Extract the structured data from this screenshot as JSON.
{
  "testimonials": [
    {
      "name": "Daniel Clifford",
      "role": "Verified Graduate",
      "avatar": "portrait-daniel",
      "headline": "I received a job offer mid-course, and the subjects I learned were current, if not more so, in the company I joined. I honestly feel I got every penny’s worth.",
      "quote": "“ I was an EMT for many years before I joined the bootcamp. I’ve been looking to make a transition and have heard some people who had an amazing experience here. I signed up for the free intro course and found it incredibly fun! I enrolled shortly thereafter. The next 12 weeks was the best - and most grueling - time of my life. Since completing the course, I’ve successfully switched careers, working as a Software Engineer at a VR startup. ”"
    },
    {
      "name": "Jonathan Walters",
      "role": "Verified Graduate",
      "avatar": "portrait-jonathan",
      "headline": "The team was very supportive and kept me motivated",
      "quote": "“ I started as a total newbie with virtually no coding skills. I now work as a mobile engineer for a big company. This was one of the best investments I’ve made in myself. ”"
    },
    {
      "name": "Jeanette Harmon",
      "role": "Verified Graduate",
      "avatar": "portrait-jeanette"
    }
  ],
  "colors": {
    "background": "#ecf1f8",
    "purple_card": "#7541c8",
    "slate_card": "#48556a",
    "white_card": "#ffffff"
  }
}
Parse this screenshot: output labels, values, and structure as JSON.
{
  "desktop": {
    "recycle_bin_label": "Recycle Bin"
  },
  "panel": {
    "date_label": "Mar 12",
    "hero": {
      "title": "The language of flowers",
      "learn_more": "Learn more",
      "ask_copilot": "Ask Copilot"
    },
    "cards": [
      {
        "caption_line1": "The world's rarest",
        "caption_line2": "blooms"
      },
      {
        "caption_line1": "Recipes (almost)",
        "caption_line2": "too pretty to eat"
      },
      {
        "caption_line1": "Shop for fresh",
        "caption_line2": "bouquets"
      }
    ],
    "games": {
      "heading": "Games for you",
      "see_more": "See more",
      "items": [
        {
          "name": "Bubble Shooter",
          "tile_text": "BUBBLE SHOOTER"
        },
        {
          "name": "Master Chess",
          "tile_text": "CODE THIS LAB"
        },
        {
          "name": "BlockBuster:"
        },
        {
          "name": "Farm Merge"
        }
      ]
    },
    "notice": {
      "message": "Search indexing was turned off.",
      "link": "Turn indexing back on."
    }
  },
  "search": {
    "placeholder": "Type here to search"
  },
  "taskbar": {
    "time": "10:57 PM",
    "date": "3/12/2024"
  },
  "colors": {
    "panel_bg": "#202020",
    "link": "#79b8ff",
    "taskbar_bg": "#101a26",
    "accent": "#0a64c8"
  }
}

::::

## STATED PROBLEM
Extract all lines as given.

## CORRECT ANSWER
Extract the structured data from this screenshot as JSON.
{
  "testimonials": [
    {
      "name": "Daniel Clifford",
      "role": "Verified Graduate",
      "avatar": "portrait-daniel",
      "headline": "I received a job offer mid-course, and the subjects I learned were current, if not more so, in the company I joined. I honestly feel I got every penny’s worth.",
      "quote": "“ I was an EMT for many years before I joined the bootcamp. I’ve been looking to make a transition and have heard some people who had an amazing experience here. I signed up for the free intro course and found it incredibly fun! I enrolled shortly thereafter. The next 12 weeks was the best - and most grueling - time of my life. Since completing the course, I’ve successfully switched careers, working as a Software Engineer at a VR startup. ”"
    },
    {
      "name": "Jonathan Walters",
      "role": "Verified Graduate",
      "avatar": "portrait-jonathan",
      "headline": "The team was very supportive and kept me motivated",
      "quote": "“ I started as a total newbie with virtually no coding skills. I now work as a mobile engineer for a big company. This was one of the best investments I’ve made in myself. ”"
    },
    {
      "name": "Jeanette Harmon",
      "role": "Verified Graduate",
      "avatar": "portrait-jeanette"
    }
  ],
  "colors": {
    "background": "#ecf1f8",
    "purple_card": "#7541c8",
    "slate_card": "#48556a",
    "white_card": "#ffffff"
  }
}
Parse this screenshot: output labels, values, and structure as JSON.
{
  "desktop": {
    "recycle_bin_label": "Recycle Bin"
  },
  "panel": {
    "date_label": "Mar 12",
    "hero": {
      "title": "The language of flowers",
      "learn_more": "Learn more",
      "ask_copilot": "Ask Copilot"
    },
    "cards": [
      {
        "caption_line1": "The world's rarest",
        "caption_line2": "blooms"
      },
      {
        "caption_line1": "Recipes (almost)",
        "caption_line2": "too pretty to eat"
      },
      {
        "caption_line1": "Shop for fresh",
        "caption_line2": "bouquets"
      }
    ],
    "games": {
      "heading": "Games for you",
      "see_more": "See more",
      "items": [
        {
          "name": "Bubble Shooter",
          "tile_text": "BUBBLE SHOOTER"
        },
        {
          "name": "Master Chess",
          "tile_text": "CODE THIS LAB"
        },
        {
          "name": "BlockBuster:"
        },
        {
          "name": "Farm Merge"
        }
      ]
    },
    "notice": {
      "message": "Search indexing was turned off.",
      "link": "Turn indexing back on."
    }
  },
  "search": {
    "placeholder": "Type here to search"
  },
  "taskbar": {
    "time": "10:57 PM",
    "date": "3/12/2024"
  },
  "colors": {
    "panel_bg": "#202020",
    "link": "#79b8ff",
    "taskbar_bg": "#101a26",
    "accent": "#0a64c8"
  }
}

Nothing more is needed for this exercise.